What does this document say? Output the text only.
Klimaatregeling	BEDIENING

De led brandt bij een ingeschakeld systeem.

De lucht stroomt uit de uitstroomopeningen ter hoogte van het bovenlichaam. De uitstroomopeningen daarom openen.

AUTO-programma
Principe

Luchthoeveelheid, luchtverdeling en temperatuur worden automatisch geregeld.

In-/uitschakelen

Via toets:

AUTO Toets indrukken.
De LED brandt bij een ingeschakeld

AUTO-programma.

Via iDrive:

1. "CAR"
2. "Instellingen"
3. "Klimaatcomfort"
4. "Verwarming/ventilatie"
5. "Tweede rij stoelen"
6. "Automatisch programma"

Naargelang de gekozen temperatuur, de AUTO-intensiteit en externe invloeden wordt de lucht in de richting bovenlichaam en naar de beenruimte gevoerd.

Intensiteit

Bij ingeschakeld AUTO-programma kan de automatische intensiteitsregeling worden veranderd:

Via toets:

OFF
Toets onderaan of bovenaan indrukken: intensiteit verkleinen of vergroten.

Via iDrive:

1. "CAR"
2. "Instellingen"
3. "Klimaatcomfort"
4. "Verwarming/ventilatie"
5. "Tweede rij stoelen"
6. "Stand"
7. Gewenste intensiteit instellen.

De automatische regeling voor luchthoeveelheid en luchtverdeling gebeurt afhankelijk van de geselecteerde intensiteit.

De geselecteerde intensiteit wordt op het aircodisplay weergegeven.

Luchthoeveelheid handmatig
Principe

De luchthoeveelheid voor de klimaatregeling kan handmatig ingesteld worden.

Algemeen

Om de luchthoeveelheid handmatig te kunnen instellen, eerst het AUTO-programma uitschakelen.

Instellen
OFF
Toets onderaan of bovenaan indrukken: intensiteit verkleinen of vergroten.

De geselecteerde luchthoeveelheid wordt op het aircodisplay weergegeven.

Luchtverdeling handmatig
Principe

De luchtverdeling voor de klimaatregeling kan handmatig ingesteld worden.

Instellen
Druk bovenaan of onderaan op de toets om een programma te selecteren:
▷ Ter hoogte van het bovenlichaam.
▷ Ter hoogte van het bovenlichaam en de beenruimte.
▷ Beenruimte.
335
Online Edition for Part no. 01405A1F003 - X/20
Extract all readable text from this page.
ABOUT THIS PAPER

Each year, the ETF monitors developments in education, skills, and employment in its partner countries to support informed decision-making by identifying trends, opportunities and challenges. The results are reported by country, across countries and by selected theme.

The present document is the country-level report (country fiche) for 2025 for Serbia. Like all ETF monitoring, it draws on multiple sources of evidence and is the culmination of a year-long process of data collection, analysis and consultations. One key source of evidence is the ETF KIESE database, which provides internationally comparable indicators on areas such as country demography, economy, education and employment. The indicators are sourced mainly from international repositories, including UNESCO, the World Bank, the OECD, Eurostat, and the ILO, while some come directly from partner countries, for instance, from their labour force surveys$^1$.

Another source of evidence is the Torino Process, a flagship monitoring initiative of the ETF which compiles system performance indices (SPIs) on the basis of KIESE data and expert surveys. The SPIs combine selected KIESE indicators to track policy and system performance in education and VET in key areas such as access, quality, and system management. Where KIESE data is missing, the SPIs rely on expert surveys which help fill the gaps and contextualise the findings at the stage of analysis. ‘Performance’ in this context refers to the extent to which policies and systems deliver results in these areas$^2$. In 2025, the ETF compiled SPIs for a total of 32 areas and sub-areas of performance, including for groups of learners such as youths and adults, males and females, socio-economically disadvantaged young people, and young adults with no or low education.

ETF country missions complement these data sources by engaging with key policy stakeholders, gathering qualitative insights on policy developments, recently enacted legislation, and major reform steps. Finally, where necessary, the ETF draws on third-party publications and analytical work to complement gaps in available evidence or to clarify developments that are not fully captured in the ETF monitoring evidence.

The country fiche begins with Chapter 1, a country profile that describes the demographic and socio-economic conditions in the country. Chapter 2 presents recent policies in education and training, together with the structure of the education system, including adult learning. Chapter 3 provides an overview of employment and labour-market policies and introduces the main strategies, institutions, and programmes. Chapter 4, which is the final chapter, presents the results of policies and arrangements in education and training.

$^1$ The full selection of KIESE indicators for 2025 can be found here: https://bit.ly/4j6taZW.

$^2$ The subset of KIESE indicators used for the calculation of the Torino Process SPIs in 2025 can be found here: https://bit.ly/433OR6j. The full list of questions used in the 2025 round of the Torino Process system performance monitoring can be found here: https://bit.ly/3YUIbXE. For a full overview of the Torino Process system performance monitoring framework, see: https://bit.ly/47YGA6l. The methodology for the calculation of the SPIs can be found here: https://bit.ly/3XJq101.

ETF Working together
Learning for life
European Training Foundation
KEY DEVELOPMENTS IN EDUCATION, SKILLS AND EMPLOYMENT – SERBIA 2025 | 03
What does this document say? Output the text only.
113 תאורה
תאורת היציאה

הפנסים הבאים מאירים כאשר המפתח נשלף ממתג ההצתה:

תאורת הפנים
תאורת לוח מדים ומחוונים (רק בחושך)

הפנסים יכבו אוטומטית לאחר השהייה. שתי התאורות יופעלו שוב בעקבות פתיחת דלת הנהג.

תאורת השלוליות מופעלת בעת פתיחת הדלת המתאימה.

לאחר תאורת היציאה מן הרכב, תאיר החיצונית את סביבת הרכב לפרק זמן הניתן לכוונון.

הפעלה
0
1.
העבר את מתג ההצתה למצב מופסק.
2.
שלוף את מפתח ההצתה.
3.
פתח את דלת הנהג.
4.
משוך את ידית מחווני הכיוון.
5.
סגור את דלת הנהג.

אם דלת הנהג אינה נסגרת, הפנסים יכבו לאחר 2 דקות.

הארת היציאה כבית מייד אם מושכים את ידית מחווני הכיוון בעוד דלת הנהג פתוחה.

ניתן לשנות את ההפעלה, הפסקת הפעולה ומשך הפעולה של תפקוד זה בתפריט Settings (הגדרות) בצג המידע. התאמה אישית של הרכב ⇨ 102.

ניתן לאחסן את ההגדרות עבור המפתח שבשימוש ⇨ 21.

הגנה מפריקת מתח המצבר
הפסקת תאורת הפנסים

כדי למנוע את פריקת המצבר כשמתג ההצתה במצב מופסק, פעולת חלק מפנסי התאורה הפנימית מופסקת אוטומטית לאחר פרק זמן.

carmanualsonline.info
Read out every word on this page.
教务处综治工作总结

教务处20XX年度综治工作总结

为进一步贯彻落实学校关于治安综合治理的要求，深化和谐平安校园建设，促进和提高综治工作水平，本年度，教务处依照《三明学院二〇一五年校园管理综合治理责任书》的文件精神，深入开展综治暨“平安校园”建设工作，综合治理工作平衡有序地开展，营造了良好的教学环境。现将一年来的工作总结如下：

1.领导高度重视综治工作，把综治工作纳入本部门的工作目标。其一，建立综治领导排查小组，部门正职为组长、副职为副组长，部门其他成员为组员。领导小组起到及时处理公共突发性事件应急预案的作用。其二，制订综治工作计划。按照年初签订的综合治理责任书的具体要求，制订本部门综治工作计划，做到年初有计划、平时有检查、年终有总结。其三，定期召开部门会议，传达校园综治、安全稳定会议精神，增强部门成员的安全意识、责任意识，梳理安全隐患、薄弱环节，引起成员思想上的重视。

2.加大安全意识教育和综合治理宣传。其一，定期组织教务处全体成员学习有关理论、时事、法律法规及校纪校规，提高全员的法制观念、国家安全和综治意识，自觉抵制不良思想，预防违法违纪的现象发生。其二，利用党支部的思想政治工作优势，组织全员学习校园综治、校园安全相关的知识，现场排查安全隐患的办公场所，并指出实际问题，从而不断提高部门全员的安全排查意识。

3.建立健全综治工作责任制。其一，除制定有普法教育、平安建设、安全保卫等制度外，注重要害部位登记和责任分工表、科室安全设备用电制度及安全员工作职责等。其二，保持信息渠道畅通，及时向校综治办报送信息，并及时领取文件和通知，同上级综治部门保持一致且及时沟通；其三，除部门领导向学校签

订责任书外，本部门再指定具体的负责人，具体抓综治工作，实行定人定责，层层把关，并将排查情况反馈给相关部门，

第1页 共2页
______________________________
— Written task —
Tell how many lines of the records above hold the string "תאורת". Give no other text.

— Solution for this exercise —
6